→ REQUIRED TASK
Where a line contains the string "equipamento", copy that line.

→ DATA SHOWN

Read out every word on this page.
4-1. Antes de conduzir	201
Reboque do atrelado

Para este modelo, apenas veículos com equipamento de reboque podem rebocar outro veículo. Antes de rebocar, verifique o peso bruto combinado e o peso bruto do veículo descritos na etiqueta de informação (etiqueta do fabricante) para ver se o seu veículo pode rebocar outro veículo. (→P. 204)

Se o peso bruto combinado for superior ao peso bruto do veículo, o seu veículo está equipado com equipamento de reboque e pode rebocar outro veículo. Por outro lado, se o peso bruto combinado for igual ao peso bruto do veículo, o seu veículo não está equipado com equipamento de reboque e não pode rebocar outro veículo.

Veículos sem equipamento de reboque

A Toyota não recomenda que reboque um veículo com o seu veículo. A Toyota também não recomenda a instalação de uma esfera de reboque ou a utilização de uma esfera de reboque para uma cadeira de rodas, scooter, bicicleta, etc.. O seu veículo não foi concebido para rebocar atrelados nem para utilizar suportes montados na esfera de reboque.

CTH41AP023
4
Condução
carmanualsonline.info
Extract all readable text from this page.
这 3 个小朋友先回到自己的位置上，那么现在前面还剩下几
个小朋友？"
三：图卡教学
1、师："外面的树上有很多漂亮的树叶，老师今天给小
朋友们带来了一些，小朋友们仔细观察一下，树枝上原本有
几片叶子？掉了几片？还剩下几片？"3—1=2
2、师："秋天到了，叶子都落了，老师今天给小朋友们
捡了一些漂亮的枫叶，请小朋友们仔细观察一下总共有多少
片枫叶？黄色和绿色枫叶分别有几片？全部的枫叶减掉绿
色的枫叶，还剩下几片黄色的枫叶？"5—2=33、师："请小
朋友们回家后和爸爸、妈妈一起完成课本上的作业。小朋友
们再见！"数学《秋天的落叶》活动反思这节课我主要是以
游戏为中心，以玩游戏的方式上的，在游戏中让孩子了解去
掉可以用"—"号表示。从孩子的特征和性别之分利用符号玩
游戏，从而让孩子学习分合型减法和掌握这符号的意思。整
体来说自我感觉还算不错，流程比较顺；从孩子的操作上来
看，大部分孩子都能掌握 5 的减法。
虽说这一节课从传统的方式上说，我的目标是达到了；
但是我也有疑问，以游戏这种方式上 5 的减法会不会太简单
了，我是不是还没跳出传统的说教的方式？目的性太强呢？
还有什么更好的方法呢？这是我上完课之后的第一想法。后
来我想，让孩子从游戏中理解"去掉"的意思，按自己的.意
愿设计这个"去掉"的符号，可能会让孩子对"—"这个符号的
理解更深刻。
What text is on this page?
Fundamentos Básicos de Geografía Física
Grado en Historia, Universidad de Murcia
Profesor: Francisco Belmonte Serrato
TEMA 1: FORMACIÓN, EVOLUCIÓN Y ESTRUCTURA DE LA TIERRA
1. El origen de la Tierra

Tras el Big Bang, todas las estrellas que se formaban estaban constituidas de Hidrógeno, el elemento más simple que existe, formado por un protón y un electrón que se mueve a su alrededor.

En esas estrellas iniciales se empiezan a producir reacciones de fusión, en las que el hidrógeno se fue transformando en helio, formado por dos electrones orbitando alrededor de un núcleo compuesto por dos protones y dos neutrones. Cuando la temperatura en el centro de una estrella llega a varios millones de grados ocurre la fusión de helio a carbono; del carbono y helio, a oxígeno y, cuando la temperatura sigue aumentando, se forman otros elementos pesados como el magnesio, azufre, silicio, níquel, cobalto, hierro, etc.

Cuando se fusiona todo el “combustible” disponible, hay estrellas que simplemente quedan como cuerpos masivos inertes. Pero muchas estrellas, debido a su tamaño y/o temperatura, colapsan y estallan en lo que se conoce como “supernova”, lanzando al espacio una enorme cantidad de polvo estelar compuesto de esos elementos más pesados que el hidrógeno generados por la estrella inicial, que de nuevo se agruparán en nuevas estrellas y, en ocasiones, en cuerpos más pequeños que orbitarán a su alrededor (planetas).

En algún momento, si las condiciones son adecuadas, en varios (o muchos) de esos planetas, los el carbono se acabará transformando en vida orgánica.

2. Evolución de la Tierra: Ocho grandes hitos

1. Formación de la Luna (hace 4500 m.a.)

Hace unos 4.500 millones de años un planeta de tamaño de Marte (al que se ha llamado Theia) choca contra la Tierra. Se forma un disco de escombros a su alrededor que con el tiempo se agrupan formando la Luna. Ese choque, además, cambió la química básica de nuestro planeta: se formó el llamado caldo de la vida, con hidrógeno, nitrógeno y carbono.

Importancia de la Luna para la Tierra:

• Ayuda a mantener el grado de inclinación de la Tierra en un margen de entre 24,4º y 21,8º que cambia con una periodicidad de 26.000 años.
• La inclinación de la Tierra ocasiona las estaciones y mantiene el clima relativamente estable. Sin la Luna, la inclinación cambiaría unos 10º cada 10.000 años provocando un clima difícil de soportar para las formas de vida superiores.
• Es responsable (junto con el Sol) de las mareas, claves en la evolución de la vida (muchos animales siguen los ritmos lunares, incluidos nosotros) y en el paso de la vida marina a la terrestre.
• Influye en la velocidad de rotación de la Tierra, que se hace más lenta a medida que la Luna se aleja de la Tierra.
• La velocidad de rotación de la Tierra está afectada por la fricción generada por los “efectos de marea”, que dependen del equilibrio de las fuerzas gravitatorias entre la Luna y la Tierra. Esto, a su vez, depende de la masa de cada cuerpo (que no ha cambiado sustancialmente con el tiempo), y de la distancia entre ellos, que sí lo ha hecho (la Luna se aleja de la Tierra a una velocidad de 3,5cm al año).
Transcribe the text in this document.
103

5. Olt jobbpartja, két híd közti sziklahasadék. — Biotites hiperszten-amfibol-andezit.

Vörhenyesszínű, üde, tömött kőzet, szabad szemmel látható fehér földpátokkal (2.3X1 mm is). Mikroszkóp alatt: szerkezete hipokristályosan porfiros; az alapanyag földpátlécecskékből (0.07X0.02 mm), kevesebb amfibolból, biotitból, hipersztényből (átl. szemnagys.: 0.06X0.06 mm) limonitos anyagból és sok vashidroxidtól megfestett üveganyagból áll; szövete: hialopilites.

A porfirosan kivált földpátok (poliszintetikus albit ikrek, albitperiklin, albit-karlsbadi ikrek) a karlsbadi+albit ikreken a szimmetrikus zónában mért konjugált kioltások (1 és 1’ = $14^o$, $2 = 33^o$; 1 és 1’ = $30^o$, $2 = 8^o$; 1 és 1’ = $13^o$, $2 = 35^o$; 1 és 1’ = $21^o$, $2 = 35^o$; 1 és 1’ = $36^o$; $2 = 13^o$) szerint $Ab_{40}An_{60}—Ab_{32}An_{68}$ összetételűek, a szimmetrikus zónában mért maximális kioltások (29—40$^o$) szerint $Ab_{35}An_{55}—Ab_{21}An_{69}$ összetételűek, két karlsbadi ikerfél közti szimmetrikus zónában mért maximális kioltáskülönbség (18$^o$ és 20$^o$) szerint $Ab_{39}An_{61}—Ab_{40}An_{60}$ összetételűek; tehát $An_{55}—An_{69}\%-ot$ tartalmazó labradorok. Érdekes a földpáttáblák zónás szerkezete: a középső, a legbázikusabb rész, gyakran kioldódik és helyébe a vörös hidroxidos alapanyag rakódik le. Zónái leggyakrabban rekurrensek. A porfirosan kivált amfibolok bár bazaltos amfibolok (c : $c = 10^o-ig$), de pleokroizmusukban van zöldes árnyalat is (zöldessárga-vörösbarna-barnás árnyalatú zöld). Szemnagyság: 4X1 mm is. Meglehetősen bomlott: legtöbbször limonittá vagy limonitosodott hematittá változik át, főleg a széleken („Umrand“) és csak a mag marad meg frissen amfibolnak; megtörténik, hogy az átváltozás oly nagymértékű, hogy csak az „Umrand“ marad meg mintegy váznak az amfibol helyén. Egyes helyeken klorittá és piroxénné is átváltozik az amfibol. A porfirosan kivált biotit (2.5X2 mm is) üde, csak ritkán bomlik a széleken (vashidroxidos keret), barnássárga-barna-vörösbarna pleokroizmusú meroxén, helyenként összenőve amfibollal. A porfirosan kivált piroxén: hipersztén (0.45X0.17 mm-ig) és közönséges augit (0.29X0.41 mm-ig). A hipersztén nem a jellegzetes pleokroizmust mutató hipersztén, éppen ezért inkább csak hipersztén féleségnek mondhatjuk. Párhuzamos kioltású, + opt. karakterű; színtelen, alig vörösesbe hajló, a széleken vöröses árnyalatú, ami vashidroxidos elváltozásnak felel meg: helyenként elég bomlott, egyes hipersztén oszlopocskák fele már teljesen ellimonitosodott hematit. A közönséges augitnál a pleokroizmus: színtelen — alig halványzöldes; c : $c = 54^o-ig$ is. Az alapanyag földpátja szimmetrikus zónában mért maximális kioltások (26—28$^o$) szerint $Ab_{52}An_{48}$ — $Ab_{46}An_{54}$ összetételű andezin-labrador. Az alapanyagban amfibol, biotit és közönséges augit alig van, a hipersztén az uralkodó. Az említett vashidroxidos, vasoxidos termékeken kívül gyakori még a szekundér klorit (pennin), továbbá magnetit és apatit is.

→ COMPLETE RESPONSE
Para este modelo, apenas veículos com equipamento de reboque podem rebocar outro veículo. Antes de rebocar, verifique o peso bruto combinado e o peso bruto do veículo descritos na etiqueta de informação (etiqueta do fabricante) para ver se o seu veículo pode rebocar outro veículo. (→P. 204)
Se o peso bruto combinado for superior ao peso bruto do veículo, o seu veículo está equipado com equipamento de reboque e pode rebocar outro veículo. Por outro lado, se o peso bruto combinado for igual ao peso bruto do veículo, o seu veículo não está equipado com equipamento de reboque e não pode rebocar outro veículo.
Veículos sem equipamento de reboque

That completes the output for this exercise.